Lista de tarefas —
a) Responda às perguntas abaixo com base no texto sobre a imigração na política europeia.
(i) Quais são as três coisas em comum entre os discursos, grupos e partidos descritos?
(ii) A que partido pertence Giorgia Meloni?
(iii) Com que país o texto compara a Itália no esforço de extirpar o fascismo de sua política?
b) Por favor, indique se cada afirmação abaixo está de acordo com o texto sobre a imigração na política europeia. Responda sim ou não e cite as palavras do texto que decidem a questão.
(i) Todos os grupos e partidos que tratam da imigração têm a mesma abordagem.
(ii) O autor deixa de lado os grupos mais radicalizados.
(iii) Na Itália do pós-guerra, a chama do fascismo se apagou totalmente.
c) Prossiga com o texto sobre a imigração na política europeia a partir do ponto em que ele termina.

Trecho selecionado —
____

Um dos temas preferidos das direitas europeias é, sem dúvida, a questão da imigração. Desde países mais ao norte, como Alemanha, até o sul da Europa, como Itália e Portugal, o tema da imigração sempre figurou como central para esse espectro político.
Existem muitas diferenças de abordagem, diversas perspectivas teóricas e conceituais e, sobretudo, enormes diferenças políticas entre grupos e partidos que concebem a questão da imigração como tema central de seus discursos. Essas diferenças vão desde a defesa de um maior controle de entrada de estrangeiros ilegais e endurecimento de leis penais para quem comete crimes, até a prática racista e violenta de grupos supremacistas que afirmam uma superioridade da “raça branca” e europeia e defendem a expulsão imediata de todos os imigrantes que nela não se enquadram.
O que havia em comum nesse emaranhado de discursos, grupos e partidos políticos tão diversos eram fundamentalmente três coisas: 1) A forte presença de uma ideologia nacionalista; 2) Certo grau – que pode ser mais violento ou mais contido – de xenofobia, e 3) Localização à direita do espectro político.
Deixando de lado aqui os grupos mais radicalizados, de traços claramente nazistas e violentos, gostaria de compartilhar aqui algumas impressões sobre como o tema da imigração tem aparecido na política europeia por meio de partidos competitivos, e em alguns lugares, como na Itália, à frente do governo.
Comecemos pela Itália. O país de Mussolini buscou, de certa maneira – embora menos do que a Alemanha – extirpar o fascismo de sua política. No pós-guerra ninguém que pretendesse disputar cargos políticos poderia se declarar abertamente fascista, embora não seja possível apagar elementos sociais tão fortes assim de uma hora pra outra. Pequenos agrupamentos continuaram existindo e a chama do fascismo não se apagou totalmente.
Tanto não se apagou que a hoje primeira ministra Giorgia Meloni é pertencente ao Partido Frateli d’itália, agrupamento político nacionalista e herdeiro do fascismo. E como não poderia deixar de ser, a imigração é seu tema político preferido.

____

Dados fornecidos —
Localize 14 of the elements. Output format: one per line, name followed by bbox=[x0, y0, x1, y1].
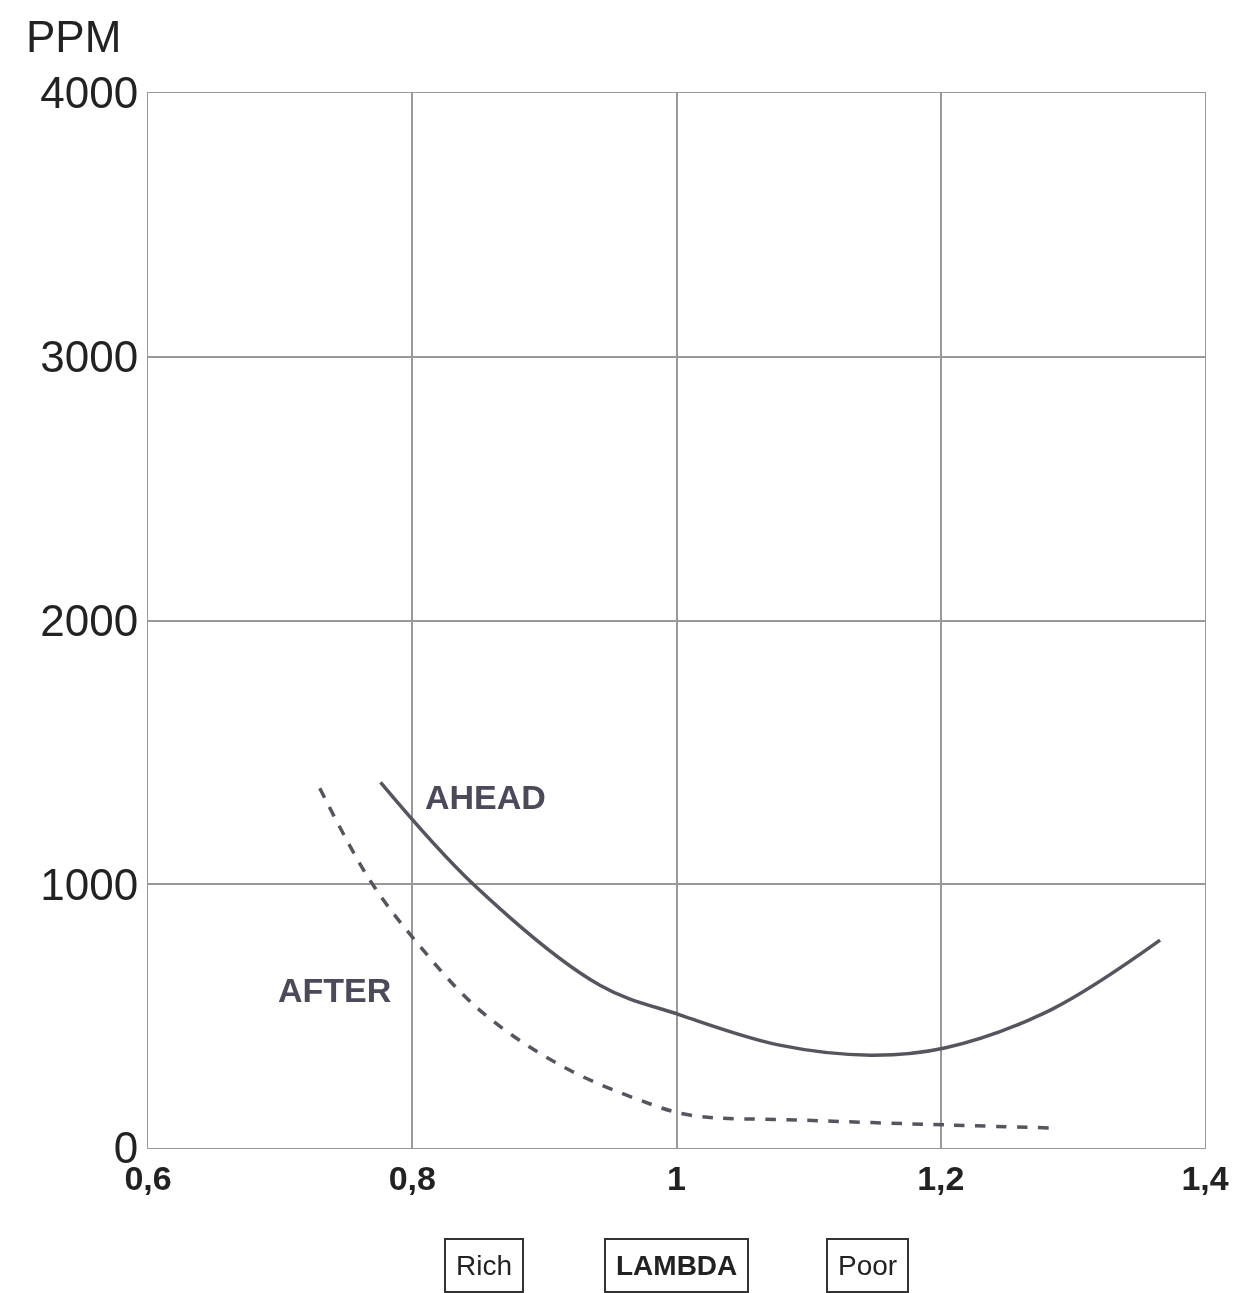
y-tick-label: 3000 bbox=[40, 332, 139, 382]
x-tick-label: 1,2 bbox=[917, 1158, 965, 1197]
x-tick-label: 1 bbox=[667, 1158, 686, 1197]
series-label: AFTER bbox=[278, 971, 392, 1009]
y-tick-label: 4000 bbox=[40, 68, 139, 118]
text: Rich bbox=[456, 1250, 513, 1281]
text: Poor bbox=[838, 1250, 898, 1281]
x-tick-label: 0,8 bbox=[388, 1158, 436, 1197]
y-axis-title: PPM bbox=[26, 12, 122, 61]
y-tick-label: 1000 bbox=[40, 859, 139, 909]
series-label: AHEAD bbox=[425, 778, 546, 816]
x-tick-label: 1,4 bbox=[1181, 1158, 1229, 1197]
y-tick-label: 2000 bbox=[40, 595, 139, 645]
x-axis-title: LAMBDA bbox=[616, 1250, 738, 1281]
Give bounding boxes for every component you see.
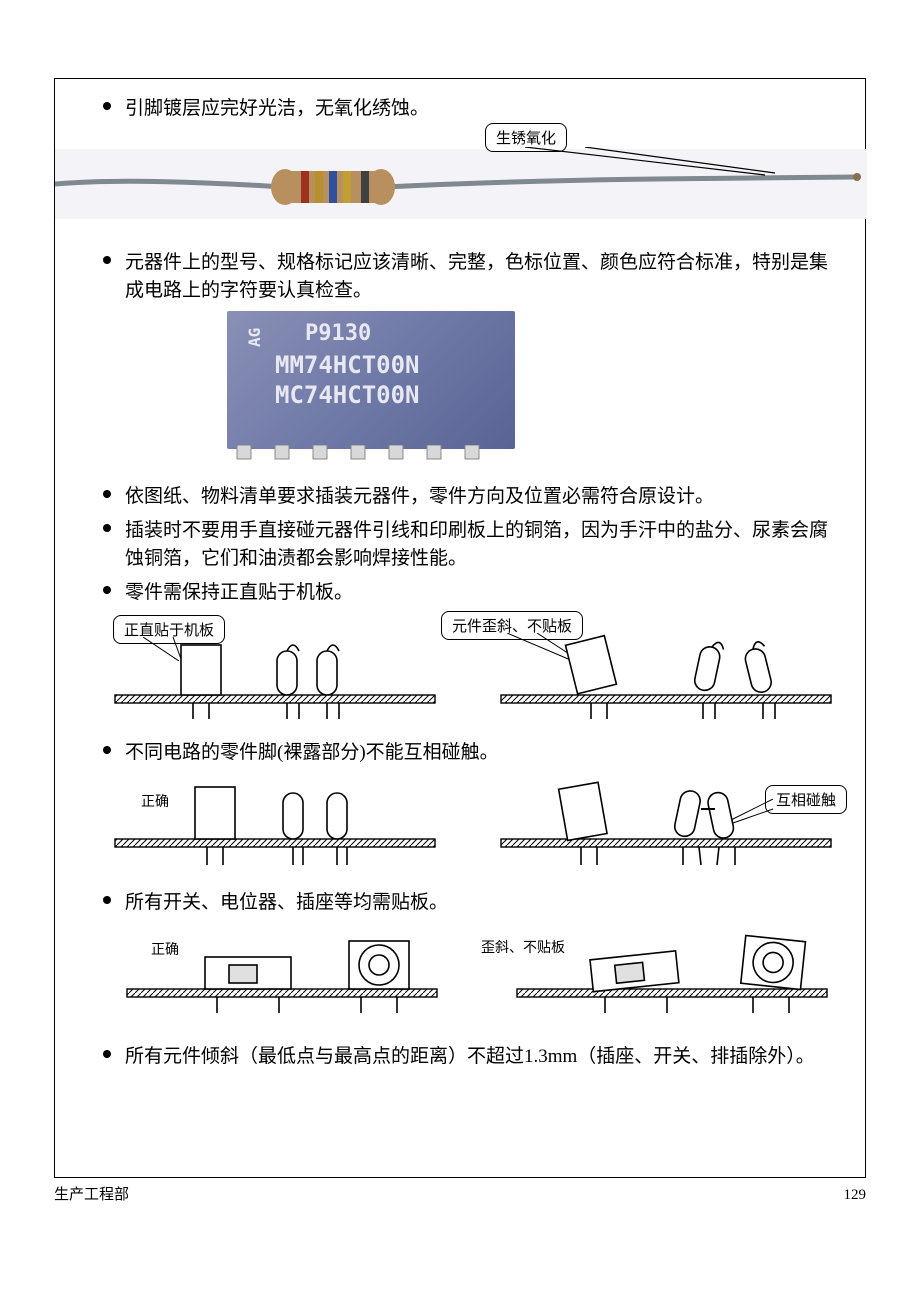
bullet-item: 依图纸、物料清单要求插装元器件，零件方向及位置必需符合原设计。 xyxy=(77,483,843,511)
bullet-text: 插装时不要用手直接碰元器件引线和印刷板上的铜箔，因为手汗中的盐分、尿素会腐蚀铜箔… xyxy=(125,517,843,573)
page-frame: 引脚镀层应完好光洁，无氧化绣蚀。 生锈氧化 xyxy=(54,78,866,1178)
bullet-marker xyxy=(103,102,111,110)
bullet-marker xyxy=(103,896,111,904)
bullet-marker xyxy=(103,586,111,594)
bullet-text: 零件需保持正直贴于机板。 xyxy=(125,579,353,607)
bullet-item: 元器件上的型号、规格标记应该清晰、完整，色标位置、颜色应符合标准，特别是集成电路… xyxy=(77,249,843,305)
footer-department: 生产工程部 xyxy=(54,1183,129,1204)
resistor-photo: 生锈氧化 xyxy=(55,129,865,233)
diagram-row-touching: 正确 互相碰触 xyxy=(77,773,843,879)
callout-text: 生锈氧化 xyxy=(496,131,556,147)
bullet-text: 引脚镀层应完好光洁，无氧化绣蚀。 xyxy=(125,95,429,123)
bullet-item: 所有元件倾斜（最低点与最高点的距离）不超过1.3mm（插座、开关、排插除外）。 xyxy=(77,1043,843,1071)
ic-text-line: P9130 xyxy=(305,321,371,346)
bullet-text: 依图纸、物料清单要求插装元器件，零件方向及位置必需符合原设计。 xyxy=(125,483,714,511)
ic-text-line: MM74HCT00N xyxy=(275,351,420,379)
bullet-marker xyxy=(103,1050,111,1058)
bullet-marker xyxy=(103,746,111,754)
bullet-item: 不同电路的零件脚(裸露部分)不能互相碰触。 xyxy=(77,739,843,767)
bullet-item: 插装时不要用手直接碰元器件引线和印刷板上的铜箔，因为手汗中的盐分、尿素会腐蚀铜箔… xyxy=(77,517,843,573)
bullet-item: 零件需保持正直贴于机板。 xyxy=(77,579,843,607)
bullet-text: 所有元件倾斜（最低点与最高点的距离）不超过1.3mm（插座、开关、排插除外）。 xyxy=(125,1043,815,1071)
bullet-item: 所有开关、电位器、插座等均需贴板。 xyxy=(77,889,843,917)
bullet-text: 不同电路的零件脚(裸露部分)不能互相碰触。 xyxy=(125,739,499,767)
ic-chip-photo: AG P9130 MM74HCT00N MC74HCT00N xyxy=(227,311,515,449)
bullet-marker xyxy=(103,524,111,532)
page-number: 129 xyxy=(844,1187,867,1204)
bullet-text: 所有开关、电位器、插座等均需贴板。 xyxy=(125,889,448,917)
diagram-row-straight-tilted: 正直贴于机板 元件歪斜、不贴板 xyxy=(77,613,843,725)
diagram-row-switches: 正确 歪斜、不贴板 xyxy=(77,923,843,1029)
bullet-text: 元器件上的型号、规格标记应该清晰、完整，色标位置、颜色应符合标准，特别是集成电路… xyxy=(125,249,843,305)
bullet-item: 引脚镀层应完好光洁，无氧化绣蚀。 xyxy=(77,95,843,123)
bullet-marker xyxy=(103,256,111,264)
ic-logo: AG xyxy=(245,328,264,347)
bullet-marker xyxy=(103,490,111,498)
ic-text-line: MC74HCT00N xyxy=(275,381,420,409)
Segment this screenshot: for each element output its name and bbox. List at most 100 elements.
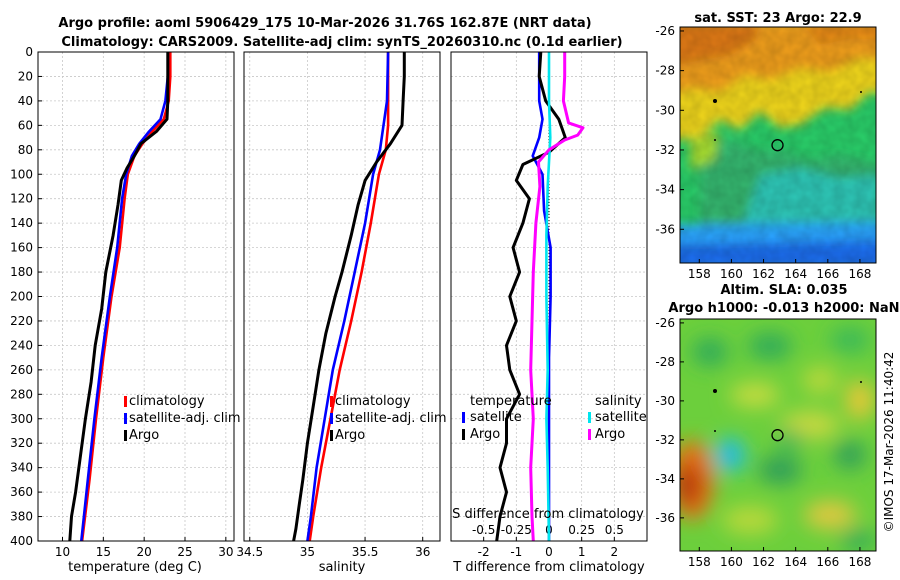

____

Respostas aos exercícios —
a)
(i) A forte presença de uma ideologia nacionalista, certo grau de xenofobia e a localização à direita do espectro político.
(ii) Ao Partido Frateli d'itália.
(iii) Com a Alemanha.

b)
(i) Não: "Existem muitas diferenças de abordagem"
(ii) Sim: "Deixando de lado aqui os grupos mais radicalizados, de traços claramente nazistas e violentos"
(iii) Não: "a chama do fascismo não se apagou totalmente"

c)
É verdade que há muitas diferenças entre a Meloni ministra, que defende a democracia liberal, possui boa relação com a presidente da União Europeia, Ursula von der Leyen, e ganha prêmios internacionais, e os fascistas de coturno dos anos 1930. Mas se buscarmos a origem das ideias e do seu agrupamento político, sim, chegamos ao fascismo.
Na França não é muito diferente. Hoje o partido com mais assentos na Assembleia Nacional e que vem sendo competitivo a cada eleição presidencial é o Rassemblement National (antigo Front National), cujo líder histórico, Jean Marie Le Pen, fez carreira política defendendo um nacionalismo exacerbado, defendeu a ocupação francesa na Argélia e afirmou que as câmaras de gás foram apenas um detalhe da Segunda-Guerra Mundial. Sim, o antissemitismo é traço histórico das direitas europeias.
Hoje Marine Le Pen herdou o partido, o reorganizou e buscou dar uma “modernizada” no discurso. Sai o antissemitismo e a racista afirmação de superioridade branca ou europeia, dando lugar a um discurso sobre diferenças e valores ocidentais. Sai o tom machista e agressivo que permeia o imaginário de uma certa extrema direita e entra um discurso sobre a liberdade de ser quem se quer ser, livremente; a liberdade de ser por exemplo, homossexual, liberdade que estaria sendo ameaçada pela presença de…estrangeiros, sobretudo do mundo islâmico. Voilà.
No campo mais acadêmico, na fronteira com o político, existe hoje um debate mais ou menos sofisticado a dar embasamento a esse tipo de posicionamento. Alguns chamam de etnopluralismo, o que significaria, fundamentalmente, que se reconhece e se respeita a existência de culturas diferentes, sem afirmar uma superioridade de raça, como outrora. Porém, justamente por isso não seria possível misturar demais essas culturas sob o risco de apagar seus traços essenciais. A conclusão, portanto, seria a de que a cultura europeia também deveria ser preservada, e não aniquilada pela entrada indiscriminada de estrangeiros de todo tipo. Em termos muito simples, cada um no seu lugar.
Essa ideia tem fundamentado a defesa de um controle imigratório mais drástico, o que ganhou força nos debates nacionais após a chamada “crise dos refugiados” de 2015. Hoje debate-se se qual a cota de imigração cada país deveria aceitar, qual o papel da Uniao Europeia na formulação dessas regras – os nacionalistas eurocéticos diriam que deve ser zero – e o que os governos nacionais podem fazer para conter essa “invasão” de estrangeiros. Na França esse debate vem junto com o debate sobre segurança pública e deportação, e ganha muito espaço a cada vez em que ocorre algum crime cometido por um não francês de origem.
O que parece cada vez mais evidente, por um conjunto enorme de razões, é que o tema da imigração tem transbordado o espectro da então chamada extrema direita e tem ganhado o debate público em geral, sendo debatido nos canais de Tv diariamente e fazendo com que políticos da direita tradicional, do centro, e por vezes mesmo da centro-esquerda, se posicionem de maneira, digamos, “anti-imigração”. Recentemente o ex-presidente Nicolas Sarkozy afirmou em programa de TV que o a imigração deve deixar de ser tratada como tema tabu e que a “coisa vai piorar muito”, o que exigiria uma política de forte contenção de entrada de imigrantes.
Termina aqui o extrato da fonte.